--- START OF TEXT SHOWN ---

As long as your leave stubble like FarmerCline said and have a good fertility program you'll be fine. We graze second and third cutting till the first week of December or it snows. Comes back just like normal every spring


----------



## yamaharider28 (Sep 8, 2014)

well got some good news! Still got the chilly weather but got some good steady wind all day today and some steady sunshine today. Tedded it out today and it looks like it is curing good. Should be ready to bale Monday.


----------



## yamaharider28 (Sep 8, 2014)

Update, All the hay is up and it turned out good.


----------



## shadyoakhay (Oct 23, 2014)

Im in central nc. I just mowed fescue today. and alfalfa yesterday. I usually don't get done with my land and all my custom work til the first weeks of November. seeing as I always stay behind. either way as long as its dry out low humidity and somewhat windy youll be just fine.


----------



## shortrow (Feb 21, 2012)

mlappin said:


> I've mowed hay with a open station tractor wearing Carharts....


^^^^^^^ he he.


----------



## endrow (Dec 15, 2011)

We wrap any hay we bale that was killed by frost . That stuff has fooled us quite often in November It LOOKS FEELS and TESTS dry , 2 to 3 weeks after it is in the barn it will cook. But we are further north probably fine in NC. Another reason we wrap our nutritionist says if hay that was frost killed heats to the cocoa brown stage it probably has little feed value and the feed value is threw the roof if it does not heat . For us that feed value which is milk in the tank , is too precious to lose


----------

--- END OF TEXT SHOWN ---
--- START OF PROVIDED INFORMATION ---

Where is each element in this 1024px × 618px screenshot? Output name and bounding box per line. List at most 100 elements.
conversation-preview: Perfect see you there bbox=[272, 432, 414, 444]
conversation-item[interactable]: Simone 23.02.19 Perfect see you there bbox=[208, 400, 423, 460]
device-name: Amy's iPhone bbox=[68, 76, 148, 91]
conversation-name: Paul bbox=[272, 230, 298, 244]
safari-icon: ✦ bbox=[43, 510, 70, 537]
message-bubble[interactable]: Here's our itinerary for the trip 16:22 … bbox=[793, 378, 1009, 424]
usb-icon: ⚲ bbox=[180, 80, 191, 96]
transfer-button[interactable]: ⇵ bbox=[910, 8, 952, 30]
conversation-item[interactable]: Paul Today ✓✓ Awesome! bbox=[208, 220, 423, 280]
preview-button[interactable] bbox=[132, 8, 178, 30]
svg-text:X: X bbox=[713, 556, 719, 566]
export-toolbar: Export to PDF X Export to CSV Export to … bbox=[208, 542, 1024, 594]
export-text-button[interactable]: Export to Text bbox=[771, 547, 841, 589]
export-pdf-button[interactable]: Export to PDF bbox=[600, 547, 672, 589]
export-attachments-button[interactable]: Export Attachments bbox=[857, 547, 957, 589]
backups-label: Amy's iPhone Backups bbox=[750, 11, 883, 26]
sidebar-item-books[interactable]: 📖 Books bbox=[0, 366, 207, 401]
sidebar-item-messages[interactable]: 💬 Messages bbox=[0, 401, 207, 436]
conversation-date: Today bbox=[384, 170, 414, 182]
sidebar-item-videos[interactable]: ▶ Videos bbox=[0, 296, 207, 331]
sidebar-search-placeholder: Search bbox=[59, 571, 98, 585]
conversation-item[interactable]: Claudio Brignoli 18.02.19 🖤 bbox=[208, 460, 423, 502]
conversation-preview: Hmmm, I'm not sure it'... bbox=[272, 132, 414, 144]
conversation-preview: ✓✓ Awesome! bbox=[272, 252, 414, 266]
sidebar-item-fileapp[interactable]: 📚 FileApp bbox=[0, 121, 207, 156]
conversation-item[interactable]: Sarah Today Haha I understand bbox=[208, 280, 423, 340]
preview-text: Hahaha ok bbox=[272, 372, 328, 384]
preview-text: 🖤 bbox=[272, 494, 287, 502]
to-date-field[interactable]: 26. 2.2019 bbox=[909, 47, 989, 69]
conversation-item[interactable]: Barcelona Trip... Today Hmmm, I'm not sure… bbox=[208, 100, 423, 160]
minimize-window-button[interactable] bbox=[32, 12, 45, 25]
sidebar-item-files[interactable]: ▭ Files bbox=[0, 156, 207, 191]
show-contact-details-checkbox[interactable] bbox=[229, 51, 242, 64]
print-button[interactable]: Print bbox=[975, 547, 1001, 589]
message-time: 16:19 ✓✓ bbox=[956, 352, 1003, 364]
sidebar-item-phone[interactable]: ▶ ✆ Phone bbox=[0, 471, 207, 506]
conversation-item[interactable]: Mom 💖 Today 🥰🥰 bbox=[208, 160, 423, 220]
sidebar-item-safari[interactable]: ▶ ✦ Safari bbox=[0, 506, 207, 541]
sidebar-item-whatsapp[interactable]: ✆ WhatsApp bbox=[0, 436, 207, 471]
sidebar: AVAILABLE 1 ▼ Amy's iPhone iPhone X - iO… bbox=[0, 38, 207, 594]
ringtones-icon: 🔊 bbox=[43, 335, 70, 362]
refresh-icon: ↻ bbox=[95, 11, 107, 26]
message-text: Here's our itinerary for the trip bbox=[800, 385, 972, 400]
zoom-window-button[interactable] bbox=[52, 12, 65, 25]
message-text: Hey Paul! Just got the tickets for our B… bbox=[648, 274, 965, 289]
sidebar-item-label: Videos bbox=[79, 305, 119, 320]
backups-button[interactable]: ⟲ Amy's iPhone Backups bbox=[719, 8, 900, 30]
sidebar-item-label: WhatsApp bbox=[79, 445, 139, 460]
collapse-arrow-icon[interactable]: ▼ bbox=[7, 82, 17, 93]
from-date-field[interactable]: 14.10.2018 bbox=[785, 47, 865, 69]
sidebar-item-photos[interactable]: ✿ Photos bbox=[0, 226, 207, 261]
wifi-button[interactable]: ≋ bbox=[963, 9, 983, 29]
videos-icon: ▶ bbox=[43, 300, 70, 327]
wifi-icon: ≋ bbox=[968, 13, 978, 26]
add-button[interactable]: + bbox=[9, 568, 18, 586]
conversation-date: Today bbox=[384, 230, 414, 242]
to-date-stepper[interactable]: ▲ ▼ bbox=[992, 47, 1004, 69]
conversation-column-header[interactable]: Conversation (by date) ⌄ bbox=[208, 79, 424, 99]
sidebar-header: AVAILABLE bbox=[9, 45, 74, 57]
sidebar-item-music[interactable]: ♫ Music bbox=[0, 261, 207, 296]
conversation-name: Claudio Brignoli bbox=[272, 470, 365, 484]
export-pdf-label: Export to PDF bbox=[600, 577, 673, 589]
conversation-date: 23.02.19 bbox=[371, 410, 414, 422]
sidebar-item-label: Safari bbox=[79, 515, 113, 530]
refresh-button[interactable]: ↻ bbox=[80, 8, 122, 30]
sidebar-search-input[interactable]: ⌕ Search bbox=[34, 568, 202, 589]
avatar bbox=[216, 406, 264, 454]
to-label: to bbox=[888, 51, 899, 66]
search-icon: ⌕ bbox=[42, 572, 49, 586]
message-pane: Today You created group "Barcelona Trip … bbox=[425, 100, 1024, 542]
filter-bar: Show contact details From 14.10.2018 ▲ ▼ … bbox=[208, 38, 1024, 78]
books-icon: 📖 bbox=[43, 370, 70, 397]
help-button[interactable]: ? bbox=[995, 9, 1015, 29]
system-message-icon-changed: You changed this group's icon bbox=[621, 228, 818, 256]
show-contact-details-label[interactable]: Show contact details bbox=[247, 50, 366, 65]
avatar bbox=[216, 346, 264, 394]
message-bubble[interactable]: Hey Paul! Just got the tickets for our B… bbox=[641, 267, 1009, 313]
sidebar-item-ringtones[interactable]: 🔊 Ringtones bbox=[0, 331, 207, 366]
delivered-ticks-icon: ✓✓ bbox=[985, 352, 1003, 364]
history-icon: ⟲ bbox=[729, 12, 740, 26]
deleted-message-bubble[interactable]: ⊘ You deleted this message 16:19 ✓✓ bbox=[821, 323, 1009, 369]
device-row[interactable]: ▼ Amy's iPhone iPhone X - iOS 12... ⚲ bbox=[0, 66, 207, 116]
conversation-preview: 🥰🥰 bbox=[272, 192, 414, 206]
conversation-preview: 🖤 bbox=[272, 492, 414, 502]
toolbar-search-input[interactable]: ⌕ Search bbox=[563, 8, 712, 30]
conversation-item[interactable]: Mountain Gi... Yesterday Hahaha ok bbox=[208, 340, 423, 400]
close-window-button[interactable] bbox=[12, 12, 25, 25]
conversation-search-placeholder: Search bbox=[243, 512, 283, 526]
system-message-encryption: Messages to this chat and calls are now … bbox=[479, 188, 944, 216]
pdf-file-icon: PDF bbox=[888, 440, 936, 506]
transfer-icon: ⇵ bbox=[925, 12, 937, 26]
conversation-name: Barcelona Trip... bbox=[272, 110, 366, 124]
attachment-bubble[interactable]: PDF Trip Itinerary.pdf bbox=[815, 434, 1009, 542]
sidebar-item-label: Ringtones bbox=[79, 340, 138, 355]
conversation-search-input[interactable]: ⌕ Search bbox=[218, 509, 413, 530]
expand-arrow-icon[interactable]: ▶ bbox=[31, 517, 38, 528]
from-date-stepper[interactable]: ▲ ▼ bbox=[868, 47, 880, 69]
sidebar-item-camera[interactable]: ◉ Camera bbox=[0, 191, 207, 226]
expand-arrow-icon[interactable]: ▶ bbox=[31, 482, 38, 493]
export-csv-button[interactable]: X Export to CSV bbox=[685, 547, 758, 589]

--- END OF PROVIDED INFORMATION ---

__WRITTEN EXERCISE 1__
In the hay thread, replace "fescue" with "orchardgrass" and give the part that opens with the words containing "Im in central" and closes with "be just fine.".
__WRITTEN EXERCISE 2__
Which usernames head the posts in the hay thread? Name each one once.

__EXERCISE RESULT 1__
Im in central nc. I just mowed orchardgrass today. and alfalfa yesterday. I usually don't get done with my land and all my custom work til the first weeks of November. seeing as I always stay behind. either way as long as its dry out low humidity and somewhat windy youll be just fine.

__EXERCISE RESULT 2__
yamaharider28, shadyoakhay, shortrow, endrow